Without altering anything, repeat each of the records.
═════ Provided data ═════
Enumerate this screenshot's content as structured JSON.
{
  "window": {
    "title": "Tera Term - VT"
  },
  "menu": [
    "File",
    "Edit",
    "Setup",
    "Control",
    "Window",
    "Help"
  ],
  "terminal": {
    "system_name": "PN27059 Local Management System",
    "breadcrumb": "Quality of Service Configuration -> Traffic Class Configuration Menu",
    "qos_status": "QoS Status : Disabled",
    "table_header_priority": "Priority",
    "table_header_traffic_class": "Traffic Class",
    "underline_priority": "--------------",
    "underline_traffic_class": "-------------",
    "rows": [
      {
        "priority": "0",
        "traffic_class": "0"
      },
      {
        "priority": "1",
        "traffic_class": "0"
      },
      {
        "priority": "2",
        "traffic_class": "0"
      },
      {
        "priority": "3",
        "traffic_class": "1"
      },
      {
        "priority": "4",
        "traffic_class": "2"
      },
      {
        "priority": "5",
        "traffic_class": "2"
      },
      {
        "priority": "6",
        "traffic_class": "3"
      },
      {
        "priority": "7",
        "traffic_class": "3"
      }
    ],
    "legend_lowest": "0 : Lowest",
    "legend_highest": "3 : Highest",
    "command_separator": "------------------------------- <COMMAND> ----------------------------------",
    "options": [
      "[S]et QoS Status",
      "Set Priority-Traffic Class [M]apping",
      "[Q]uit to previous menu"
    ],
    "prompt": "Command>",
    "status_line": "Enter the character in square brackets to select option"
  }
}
═════
== Worked answer ==
Enumerate this screenshot's content as structured JSON.
{
  "window": {
    "title": "Tera Term - VT"
  },
  "menu": [
    "File",
    "Edit",
    "Setup",
    "Control",
    "Window",
    "Help"
  ],
  "terminal": {
    "system_name": "PN27059 Local Management System",
    "breadcrumb": "Quality of Service Configuration -> Traffic Class Configuration Menu",
    "qos_status": "QoS Status : Disabled",
    "table_header_priority": "Priority",
    "table_header_traffic_class": "Traffic Class",
    "underline_priority": "--------------",
    "underline_traffic_class": "-------------",
    "rows": [
      {
        "priority": "0",
        "traffic_class": "0"
      },
      {
        "priority": "1",
        "traffic_class": "0"
      },
      {
        "priority": "2",
        "traffic_class": "0"
      },
      {
        "priority": "3",
        "traffic_class": "1"
      },
      {
        "priority": "4",
        "traffic_class": "2"
      },
      {
        "priority": "5",
        "traffic_class": "2"
      },
      {
        "priority": "6",
        "traffic_class": "3"
      },
      {
        "priority": "7",
        "traffic_class": "3"
      }
    ],
    "legend_lowest": "0 : Lowest",
    "legend_highest": "3 : Highest",
    "command_separator": "------------------------------- <COMMAND> ----------------------------------",
    "options": [
      "[S]et QoS Status",
      "Set Priority-Traffic Class [M]apping",
      "[Q]uit to previous menu"
    ],
    "prompt": "Command>",
    "status_line": "Enter the character in square brackets to select option"
  }
}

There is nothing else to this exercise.